## [Direction]
Reproduce the listing below exactly. Pictures do not belong in the copy.

Extracted records
--- BEGIN ---
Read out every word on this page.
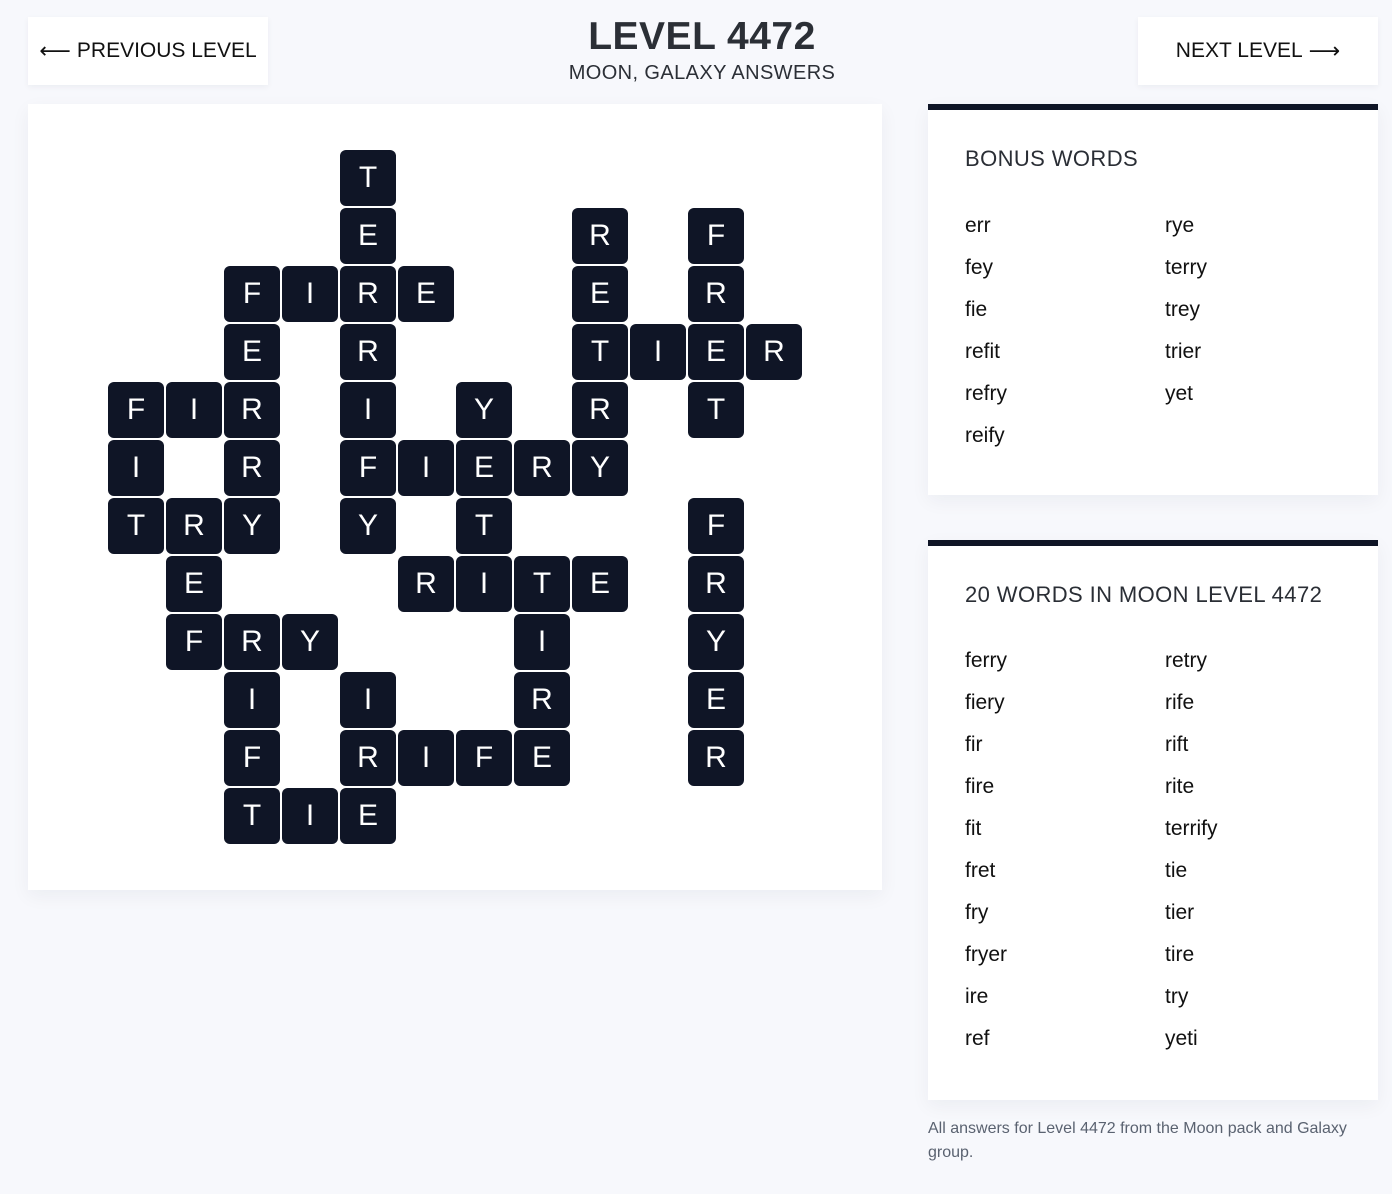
⟵ PREVIOUS LEVEL	LEVEL 4472
MOON, GALAXY ANSWERS
NEXT LEVEL ⟶
T
E	R	F
F	I	R	E	E	R
E	R	T	I	E	R
F	I	R	I	Y	R	T
I	R	F	I	E	R	Y
T	R	Y	Y	T	F
E	R	I	T	E	R
F	R	Y	I	Y
I	I	R	E
F	R	I	F	E	R
T	I	E
BONUS WORDS
err
fey
fie
refit
refry
reify
rye
terry
trey
trier
yet
20 WORDS IN MOON LEVEL 4472
ferry
fiery
fir
fire
fit
fret
fry
fryer
ire
ref
retry
rife
rift
rite
terrify
tie
tier
tire
try
yeti
All answers for Level 4472 from the Moon pack and Galaxy group.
--- END ---
## [Answer to this problem]
Read out every word on this page.
⟵ PREVIOUS LEVEL	LEVEL 4472
MOON, GALAXY ANSWERS
NEXT LEVEL ⟶
T
E	R	F
F	I	R	E	E	R
E	R	T	I	E	R
F	I	R	I	Y	R	T
I	R	F	I	E	R	Y
T	R	Y	Y	T	F
E	R	I	T	E	R
F	R	Y	I	Y
I	I	R	E
F	R	I	F	E	R
T	I	E
BONUS WORDS
err
fey
fie
refit
refry
reify
rye
terry
trey
trier
yet
20 WORDS IN MOON LEVEL 4472
ferry
fiery
fir
fire
fit
fret
fry
fryer
ire
ref
retry
rife
rift
rite
terrify
tie
tier
tire
try
yeti
All answers for Level 4472 from the Moon pack and Galaxy group.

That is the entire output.